Stored dataset items
_____

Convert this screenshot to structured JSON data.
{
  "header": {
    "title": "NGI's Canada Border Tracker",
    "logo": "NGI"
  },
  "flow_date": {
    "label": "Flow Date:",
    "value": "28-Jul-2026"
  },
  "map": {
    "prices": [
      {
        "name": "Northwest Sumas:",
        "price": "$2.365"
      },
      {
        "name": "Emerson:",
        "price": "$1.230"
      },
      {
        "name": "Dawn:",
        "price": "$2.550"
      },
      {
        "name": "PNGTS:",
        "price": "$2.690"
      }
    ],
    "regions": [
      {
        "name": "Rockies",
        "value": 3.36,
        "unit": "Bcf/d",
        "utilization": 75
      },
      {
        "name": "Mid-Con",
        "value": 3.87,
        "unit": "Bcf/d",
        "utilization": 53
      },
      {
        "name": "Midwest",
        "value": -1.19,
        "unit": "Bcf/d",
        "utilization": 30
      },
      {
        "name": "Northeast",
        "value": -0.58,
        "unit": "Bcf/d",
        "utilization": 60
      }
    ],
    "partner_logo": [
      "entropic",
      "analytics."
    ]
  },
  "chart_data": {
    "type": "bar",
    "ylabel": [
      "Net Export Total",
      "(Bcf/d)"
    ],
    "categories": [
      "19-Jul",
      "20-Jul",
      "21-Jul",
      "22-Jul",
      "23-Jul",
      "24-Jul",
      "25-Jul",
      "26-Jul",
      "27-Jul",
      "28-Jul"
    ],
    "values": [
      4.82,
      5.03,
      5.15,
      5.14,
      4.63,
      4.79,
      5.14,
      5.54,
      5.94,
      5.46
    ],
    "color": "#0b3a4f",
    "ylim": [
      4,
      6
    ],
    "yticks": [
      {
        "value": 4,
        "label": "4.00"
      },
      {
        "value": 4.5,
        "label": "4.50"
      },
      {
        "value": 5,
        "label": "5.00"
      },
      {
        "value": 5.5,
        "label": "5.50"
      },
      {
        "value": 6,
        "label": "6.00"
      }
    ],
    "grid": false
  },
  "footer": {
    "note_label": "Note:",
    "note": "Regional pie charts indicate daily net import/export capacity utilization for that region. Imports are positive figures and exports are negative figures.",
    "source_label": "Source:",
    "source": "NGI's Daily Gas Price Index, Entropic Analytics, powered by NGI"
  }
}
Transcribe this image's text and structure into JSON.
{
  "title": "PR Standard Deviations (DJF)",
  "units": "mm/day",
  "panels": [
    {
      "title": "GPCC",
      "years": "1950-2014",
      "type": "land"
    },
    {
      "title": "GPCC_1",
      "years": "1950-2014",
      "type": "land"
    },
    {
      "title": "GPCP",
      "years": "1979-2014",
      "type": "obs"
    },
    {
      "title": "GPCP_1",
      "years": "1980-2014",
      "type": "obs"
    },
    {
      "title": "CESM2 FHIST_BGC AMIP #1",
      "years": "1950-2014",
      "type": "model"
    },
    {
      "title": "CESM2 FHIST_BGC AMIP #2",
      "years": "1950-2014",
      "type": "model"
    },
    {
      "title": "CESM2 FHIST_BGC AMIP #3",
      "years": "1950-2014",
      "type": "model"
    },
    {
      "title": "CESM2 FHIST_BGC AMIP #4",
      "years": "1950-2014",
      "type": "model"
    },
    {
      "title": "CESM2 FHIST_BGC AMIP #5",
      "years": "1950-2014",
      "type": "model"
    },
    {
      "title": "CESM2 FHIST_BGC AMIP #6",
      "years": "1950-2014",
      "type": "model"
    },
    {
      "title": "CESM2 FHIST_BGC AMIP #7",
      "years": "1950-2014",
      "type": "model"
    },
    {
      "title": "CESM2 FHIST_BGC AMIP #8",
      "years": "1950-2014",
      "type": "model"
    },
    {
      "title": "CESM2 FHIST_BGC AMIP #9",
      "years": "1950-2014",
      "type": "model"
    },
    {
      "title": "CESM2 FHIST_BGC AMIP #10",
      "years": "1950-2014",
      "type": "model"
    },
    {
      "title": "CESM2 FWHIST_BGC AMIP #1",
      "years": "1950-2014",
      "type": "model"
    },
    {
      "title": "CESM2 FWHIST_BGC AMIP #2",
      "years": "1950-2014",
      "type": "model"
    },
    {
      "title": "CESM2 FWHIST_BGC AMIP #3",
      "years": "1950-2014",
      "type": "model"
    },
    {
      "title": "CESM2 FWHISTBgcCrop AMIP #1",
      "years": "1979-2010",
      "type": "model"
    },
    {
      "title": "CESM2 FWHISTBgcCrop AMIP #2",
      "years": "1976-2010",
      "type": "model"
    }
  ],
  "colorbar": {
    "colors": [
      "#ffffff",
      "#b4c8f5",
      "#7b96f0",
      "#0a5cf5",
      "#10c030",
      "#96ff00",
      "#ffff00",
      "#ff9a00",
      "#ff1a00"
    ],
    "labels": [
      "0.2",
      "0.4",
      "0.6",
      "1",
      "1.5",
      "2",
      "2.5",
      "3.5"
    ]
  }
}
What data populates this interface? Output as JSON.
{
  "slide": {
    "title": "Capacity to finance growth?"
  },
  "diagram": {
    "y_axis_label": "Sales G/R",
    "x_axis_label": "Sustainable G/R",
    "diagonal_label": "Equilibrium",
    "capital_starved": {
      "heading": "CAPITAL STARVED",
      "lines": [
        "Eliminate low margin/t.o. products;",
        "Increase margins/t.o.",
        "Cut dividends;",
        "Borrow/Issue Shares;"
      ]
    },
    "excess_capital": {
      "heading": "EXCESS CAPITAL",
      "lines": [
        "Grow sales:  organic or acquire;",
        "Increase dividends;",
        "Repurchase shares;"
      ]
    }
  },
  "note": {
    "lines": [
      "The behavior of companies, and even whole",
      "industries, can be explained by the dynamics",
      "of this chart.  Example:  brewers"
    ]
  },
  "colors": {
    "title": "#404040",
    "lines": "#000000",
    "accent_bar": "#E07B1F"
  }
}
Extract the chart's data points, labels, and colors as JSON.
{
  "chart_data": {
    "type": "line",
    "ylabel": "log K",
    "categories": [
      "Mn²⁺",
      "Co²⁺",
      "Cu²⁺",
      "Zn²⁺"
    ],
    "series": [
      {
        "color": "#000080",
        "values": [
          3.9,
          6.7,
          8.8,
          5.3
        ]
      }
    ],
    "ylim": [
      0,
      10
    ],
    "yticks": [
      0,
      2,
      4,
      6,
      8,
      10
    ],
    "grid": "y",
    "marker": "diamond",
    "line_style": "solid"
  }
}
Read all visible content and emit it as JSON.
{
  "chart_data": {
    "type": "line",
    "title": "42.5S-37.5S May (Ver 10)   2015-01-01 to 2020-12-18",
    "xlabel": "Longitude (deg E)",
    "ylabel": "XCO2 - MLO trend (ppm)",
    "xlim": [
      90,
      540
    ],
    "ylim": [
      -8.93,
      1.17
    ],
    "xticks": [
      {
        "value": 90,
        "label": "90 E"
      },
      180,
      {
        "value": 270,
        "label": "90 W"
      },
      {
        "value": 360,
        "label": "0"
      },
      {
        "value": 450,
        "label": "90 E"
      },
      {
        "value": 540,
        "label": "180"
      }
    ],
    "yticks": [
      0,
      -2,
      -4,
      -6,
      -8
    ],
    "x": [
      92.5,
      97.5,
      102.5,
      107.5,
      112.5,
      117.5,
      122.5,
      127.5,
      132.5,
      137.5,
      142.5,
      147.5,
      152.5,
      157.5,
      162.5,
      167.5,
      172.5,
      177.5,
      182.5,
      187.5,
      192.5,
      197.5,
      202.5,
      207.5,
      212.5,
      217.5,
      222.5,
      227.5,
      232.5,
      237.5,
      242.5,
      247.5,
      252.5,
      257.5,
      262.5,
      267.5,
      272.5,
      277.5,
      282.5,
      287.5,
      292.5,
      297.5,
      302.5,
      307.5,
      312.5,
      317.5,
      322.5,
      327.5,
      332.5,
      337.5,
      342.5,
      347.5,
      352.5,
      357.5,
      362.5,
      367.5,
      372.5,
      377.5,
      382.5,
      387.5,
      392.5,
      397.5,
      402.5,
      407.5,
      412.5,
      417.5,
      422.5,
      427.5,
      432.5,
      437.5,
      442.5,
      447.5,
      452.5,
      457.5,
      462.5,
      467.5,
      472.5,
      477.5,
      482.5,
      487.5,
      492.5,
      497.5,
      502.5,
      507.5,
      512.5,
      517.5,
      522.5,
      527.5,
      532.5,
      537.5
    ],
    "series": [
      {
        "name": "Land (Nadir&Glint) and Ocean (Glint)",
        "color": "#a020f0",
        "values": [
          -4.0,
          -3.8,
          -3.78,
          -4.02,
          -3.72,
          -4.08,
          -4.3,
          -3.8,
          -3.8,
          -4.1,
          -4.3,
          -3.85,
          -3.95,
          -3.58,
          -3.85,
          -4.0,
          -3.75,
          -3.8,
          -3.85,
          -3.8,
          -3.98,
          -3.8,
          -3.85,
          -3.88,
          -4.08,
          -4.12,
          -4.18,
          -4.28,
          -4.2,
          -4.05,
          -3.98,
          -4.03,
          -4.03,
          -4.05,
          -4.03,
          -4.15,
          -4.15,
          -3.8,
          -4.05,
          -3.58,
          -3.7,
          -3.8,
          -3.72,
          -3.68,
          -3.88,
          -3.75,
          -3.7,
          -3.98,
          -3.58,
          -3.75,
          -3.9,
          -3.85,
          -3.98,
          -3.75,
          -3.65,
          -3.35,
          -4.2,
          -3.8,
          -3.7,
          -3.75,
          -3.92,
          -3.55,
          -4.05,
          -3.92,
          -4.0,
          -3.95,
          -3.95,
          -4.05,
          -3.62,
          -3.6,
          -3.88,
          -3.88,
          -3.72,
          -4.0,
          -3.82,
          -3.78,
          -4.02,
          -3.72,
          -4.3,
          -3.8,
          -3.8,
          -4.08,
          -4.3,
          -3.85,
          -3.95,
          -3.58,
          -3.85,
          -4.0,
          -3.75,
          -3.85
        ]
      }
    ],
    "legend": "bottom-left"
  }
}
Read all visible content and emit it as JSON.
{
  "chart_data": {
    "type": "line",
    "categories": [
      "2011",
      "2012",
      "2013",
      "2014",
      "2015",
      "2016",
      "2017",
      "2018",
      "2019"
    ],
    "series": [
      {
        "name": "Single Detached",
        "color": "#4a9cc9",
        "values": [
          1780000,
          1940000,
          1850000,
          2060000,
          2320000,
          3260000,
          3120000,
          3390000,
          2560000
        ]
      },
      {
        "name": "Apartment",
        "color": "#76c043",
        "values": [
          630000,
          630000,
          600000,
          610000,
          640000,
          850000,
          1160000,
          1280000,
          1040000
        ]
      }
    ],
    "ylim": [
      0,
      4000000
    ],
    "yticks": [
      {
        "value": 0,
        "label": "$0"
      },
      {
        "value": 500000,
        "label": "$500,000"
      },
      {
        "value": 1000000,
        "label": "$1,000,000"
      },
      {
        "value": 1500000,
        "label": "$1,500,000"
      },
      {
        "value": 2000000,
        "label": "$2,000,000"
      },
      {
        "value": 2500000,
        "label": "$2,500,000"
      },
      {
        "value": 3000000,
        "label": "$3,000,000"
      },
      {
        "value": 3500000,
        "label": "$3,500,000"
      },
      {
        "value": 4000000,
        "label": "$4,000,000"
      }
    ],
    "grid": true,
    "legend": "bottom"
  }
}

_____

Look through the entries above; copy every line holding the string "Increase".

EXERCISE RESULT:
        "Increase margins/t.o.",
        "Increase dividends;",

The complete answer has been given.